Instructions for the task =>
Copy out the complete listing, word for word.

Working data =>
++++++++++++++++++++
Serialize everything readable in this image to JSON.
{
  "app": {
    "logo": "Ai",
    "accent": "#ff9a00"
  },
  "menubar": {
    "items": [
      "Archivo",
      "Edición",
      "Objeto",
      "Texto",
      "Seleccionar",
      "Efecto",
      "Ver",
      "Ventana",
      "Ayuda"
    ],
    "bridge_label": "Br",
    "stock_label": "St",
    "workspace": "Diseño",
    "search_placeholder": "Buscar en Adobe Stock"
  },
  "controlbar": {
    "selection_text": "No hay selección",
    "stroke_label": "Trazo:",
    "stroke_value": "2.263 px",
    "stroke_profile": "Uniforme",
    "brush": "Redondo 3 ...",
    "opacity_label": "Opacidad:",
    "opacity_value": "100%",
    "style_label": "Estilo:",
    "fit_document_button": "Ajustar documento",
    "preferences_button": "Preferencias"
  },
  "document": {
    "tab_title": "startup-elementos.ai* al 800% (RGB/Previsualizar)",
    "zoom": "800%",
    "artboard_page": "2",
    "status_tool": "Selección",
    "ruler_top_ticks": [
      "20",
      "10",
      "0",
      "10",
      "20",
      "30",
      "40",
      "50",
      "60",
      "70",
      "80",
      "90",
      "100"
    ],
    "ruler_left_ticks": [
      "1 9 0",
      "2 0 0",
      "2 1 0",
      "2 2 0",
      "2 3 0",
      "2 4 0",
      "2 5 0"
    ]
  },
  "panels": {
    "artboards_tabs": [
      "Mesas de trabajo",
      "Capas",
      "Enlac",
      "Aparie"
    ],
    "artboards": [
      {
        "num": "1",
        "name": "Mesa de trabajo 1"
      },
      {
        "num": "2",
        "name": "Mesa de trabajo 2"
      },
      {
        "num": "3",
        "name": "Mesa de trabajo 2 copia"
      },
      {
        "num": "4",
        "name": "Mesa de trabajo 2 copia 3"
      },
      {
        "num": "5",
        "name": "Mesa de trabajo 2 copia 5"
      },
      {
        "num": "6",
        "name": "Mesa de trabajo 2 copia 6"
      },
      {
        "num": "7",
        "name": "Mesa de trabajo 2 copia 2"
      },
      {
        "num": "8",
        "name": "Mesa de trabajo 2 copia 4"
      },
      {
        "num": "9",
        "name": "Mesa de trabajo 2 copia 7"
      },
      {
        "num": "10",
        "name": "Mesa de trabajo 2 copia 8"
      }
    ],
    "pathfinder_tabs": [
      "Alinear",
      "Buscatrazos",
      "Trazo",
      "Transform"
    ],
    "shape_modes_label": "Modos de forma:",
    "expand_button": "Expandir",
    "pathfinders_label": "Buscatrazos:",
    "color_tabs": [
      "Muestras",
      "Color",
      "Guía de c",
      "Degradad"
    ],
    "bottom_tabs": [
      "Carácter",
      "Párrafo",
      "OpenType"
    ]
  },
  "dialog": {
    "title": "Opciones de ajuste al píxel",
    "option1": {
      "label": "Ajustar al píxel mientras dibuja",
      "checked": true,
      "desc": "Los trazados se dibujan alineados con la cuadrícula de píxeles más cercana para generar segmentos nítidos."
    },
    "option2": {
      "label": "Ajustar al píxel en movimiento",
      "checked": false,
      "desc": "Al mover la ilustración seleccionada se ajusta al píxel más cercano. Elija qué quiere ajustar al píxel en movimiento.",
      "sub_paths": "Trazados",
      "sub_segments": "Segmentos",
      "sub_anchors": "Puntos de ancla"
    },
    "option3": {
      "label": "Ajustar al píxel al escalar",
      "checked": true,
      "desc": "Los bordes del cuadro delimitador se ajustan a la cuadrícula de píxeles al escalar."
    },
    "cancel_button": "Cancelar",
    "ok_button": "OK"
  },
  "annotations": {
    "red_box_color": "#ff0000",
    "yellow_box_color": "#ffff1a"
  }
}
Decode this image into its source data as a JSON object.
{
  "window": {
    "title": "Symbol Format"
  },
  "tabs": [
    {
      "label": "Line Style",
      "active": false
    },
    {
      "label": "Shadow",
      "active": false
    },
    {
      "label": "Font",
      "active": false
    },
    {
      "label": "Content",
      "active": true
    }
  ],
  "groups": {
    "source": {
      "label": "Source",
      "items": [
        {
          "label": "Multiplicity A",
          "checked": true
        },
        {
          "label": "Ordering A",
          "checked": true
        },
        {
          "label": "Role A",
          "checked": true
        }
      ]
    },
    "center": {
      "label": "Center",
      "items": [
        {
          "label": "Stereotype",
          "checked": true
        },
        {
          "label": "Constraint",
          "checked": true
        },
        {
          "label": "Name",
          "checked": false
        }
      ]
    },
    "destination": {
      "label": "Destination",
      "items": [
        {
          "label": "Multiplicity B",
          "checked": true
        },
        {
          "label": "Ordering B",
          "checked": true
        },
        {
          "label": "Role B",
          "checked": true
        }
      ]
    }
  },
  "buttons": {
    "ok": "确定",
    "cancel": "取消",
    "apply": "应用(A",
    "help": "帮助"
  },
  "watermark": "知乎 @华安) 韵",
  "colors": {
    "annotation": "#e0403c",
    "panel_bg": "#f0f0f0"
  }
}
++++++++++++++++++++
Problem solution =>
Serialize everything readable in this image to JSON.
{
  "app": {
    "logo": "Ai",
    "accent": "#ff9a00"
  },
  "menubar": {
    "items": [
      "Archivo",
      "Edición",
      "Objeto",
      "Texto",
      "Seleccionar",
      "Efecto",
      "Ver",
      "Ventana",
      "Ayuda"
    ],
    "bridge_label": "Br",
    "stock_label": "St",
    "workspace": "Diseño",
    "search_placeholder": "Buscar en Adobe Stock"
  },
  "controlbar": {
    "selection_text": "No hay selección",
    "stroke_label": "Trazo:",
    "stroke_value": "2.263 px",
    "stroke_profile": "Uniforme",
    "brush": "Redondo 3 ...",
    "opacity_label": "Opacidad:",
    "opacity_value": "100%",
    "style_label": "Estilo:",
    "fit_document_button": "Ajustar documento",
    "preferences_button": "Preferencias"
  },
  "document": {
    "tab_title": "startup-elementos.ai* al 800% (RGB/Previsualizar)",
    "zoom": "800%",
    "artboard_page": "2",
    "status_tool": "Selección",
    "ruler_top_ticks": [
      "20",
      "10",
      "0",
      "10",
      "20",
      "30",
      "40",
      "50",
      "60",
      "70",
      "80",
      "90",
      "100"
    ],
    "ruler_left_ticks": [
      "1 9 0",
      "2 0 0",
      "2 1 0",
      "2 2 0",
      "2 3 0",
      "2 4 0",
      "2 5 0"
    ]
  },
  "panels": {
    "artboards_tabs": [
      "Mesas de trabajo",
      "Capas",
      "Enlac",
      "Aparie"
    ],
    "artboards": [
      {
        "num": "1",
        "name": "Mesa de trabajo 1"
      },
      {
        "num": "2",
        "name": "Mesa de trabajo 2"
      },
      {
        "num": "3",
        "name": "Mesa de trabajo 2 copia"
      },
      {
        "num": "4",
        "name": "Mesa de trabajo 2 copia 3"
      },
      {
        "num": "5",
        "name": "Mesa de trabajo 2 copia 5"
      },
      {
        "num": "6",
        "name": "Mesa de trabajo 2 copia 6"
      },
      {
        "num": "7",
        "name": "Mesa de trabajo 2 copia 2"
      },
      {
        "num": "8",
        "name": "Mesa de trabajo 2 copia 4"
      },
      {
        "num": "9",
        "name": "Mesa de trabajo 2 copia 7"
      },
      {
        "num": "10",
        "name": "Mesa de trabajo 2 copia 8"
      }
    ],
    "pathfinder_tabs": [
      "Alinear",
      "Buscatrazos",
      "Trazo",
      "Transform"
    ],
    "shape_modes_label": "Modos de forma:",
    "expand_button": "Expandir",
    "pathfinders_label": "Buscatrazos:",
    "color_tabs": [
      "Muestras",
      "Color",
      "Guía de c",
      "Degradad"
    ],
    "bottom_tabs": [
      "Carácter",
      "Párrafo",
      "OpenType"
    ]
  },
  "dialog": {
    "title": "Opciones de ajuste al píxel",
    "option1": {
      "label": "Ajustar al píxel mientras dibuja",
      "checked": true,
      "desc": "Los trazados se dibujan alineados con la cuadrícula de píxeles más cercana para generar segmentos nítidos."
    },
    "option2": {
      "label": "Ajustar al píxel en movimiento",
      "checked": false,
      "desc": "Al mover la ilustración seleccionada se ajusta al píxel más cercano. Elija qué quiere ajustar al píxel en movimiento.",
      "sub_paths": "Trazados",
      "sub_segments": "Segmentos",
      "sub_anchors": "Puntos de ancla"
    },
    "option3": {
      "label": "Ajustar al píxel al escalar",
      "checked": true,
      "desc": "Los bordes del cuadro delimitador se ajustan a la cuadrícula de píxeles al escalar."
    },
    "cancel_button": "Cancelar",
    "ok_button": "OK"
  },
  "annotations": {
    "red_box_color": "#ff0000",
    "yellow_box_color": "#ffff1a"
  }
}
Decode this image into its source data as a JSON object.
{
  "window": {
    "title": "Symbol Format"
  },
  "tabs": [
    {
      "label": "Line Style",
      "active": false
    },
    {
      "label": "Shadow",
      "active": false
    },
    {
      "label": "Font",
      "active": false
    },
    {
      "label": "Content",
      "active": true
    }
  ],
  "groups": {
    "source": {
      "label": "Source",
      "items": [
        {
          "label": "Multiplicity A",
          "checked": true
        },
        {
          "label": "Ordering A",
          "checked": true
        },
        {
          "label": "Role A",
          "checked": true
        }
      ]
    },
    "center": {
      "label": "Center",
      "items": [
        {
          "label": "Stereotype",
          "checked": true
        },
        {
          "label": "Constraint",
          "checked": true
        },
        {
          "label": "Name",
          "checked": false
        }
      ]
    },
    "destination": {
      "label": "Destination",
      "items": [
        {
          "label": "Multiplicity B",
          "checked": true
        },
        {
          "label": "Ordering B",
          "checked": true
        },
        {
          "label": "Role B",
          "checked": true
        }
      ]
    }
  },
  "buttons": {
    "ok": "确定",
    "cancel": "取消",
    "apply": "应用(A",
    "help": "帮助"
  },
  "watermark": "知乎 @华安) 韵",
  "colors": {
    "annotation": "#e0403c",
    "panel_bg": "#f0f0f0"
  }
}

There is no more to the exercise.